Extract all lines that hold the string "name".

(Excerpts from a figure dataset)
-- begin --
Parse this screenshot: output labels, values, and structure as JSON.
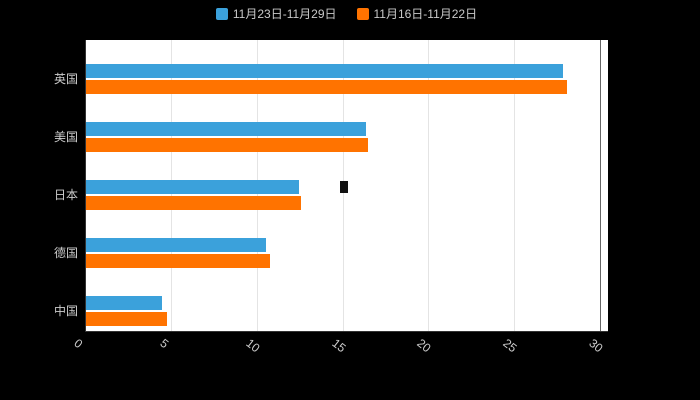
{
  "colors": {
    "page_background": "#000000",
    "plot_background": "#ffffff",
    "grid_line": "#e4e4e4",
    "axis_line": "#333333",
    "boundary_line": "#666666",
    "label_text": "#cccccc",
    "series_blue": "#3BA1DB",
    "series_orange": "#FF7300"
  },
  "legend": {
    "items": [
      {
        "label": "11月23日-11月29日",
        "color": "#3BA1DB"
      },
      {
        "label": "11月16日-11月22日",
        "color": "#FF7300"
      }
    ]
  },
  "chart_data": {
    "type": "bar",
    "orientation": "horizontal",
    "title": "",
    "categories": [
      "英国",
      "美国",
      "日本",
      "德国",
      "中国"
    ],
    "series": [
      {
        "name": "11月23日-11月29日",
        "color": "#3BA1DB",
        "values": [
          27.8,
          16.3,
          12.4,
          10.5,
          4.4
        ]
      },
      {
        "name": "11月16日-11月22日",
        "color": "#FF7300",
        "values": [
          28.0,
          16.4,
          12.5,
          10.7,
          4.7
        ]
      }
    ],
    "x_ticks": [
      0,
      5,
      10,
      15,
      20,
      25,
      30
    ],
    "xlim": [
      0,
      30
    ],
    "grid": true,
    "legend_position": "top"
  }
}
-- end --
-- begin --
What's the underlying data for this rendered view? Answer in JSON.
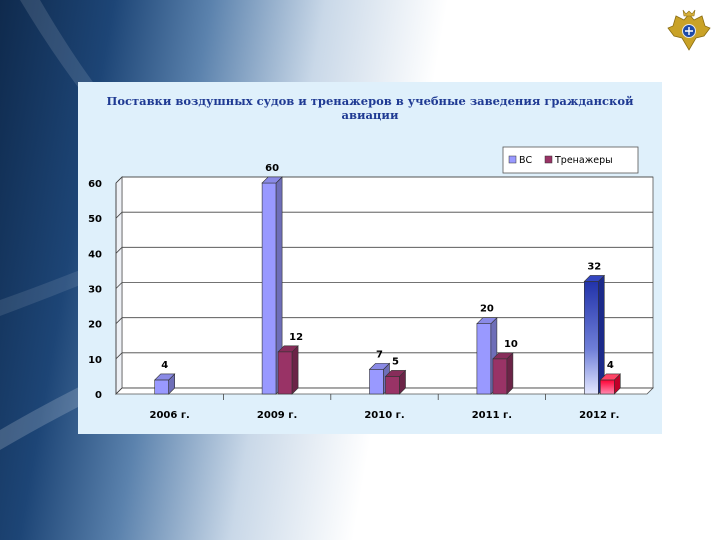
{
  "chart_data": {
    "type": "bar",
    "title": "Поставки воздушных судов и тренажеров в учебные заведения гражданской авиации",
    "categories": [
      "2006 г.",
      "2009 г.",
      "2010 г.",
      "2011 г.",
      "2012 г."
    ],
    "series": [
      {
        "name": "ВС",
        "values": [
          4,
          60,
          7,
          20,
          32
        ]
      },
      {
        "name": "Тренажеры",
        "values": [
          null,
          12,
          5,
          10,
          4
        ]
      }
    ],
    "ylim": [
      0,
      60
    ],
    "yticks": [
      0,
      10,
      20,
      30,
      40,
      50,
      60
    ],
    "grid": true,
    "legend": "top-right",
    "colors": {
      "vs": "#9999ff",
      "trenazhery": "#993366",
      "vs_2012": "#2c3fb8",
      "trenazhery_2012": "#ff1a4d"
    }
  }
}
-- end --
COMPLETE ANSWER:
        "name": "11月23日-11月29日",
        "name": "11月16日-11月22日",
        "name": "ВС",
        "name": "Тренажеры",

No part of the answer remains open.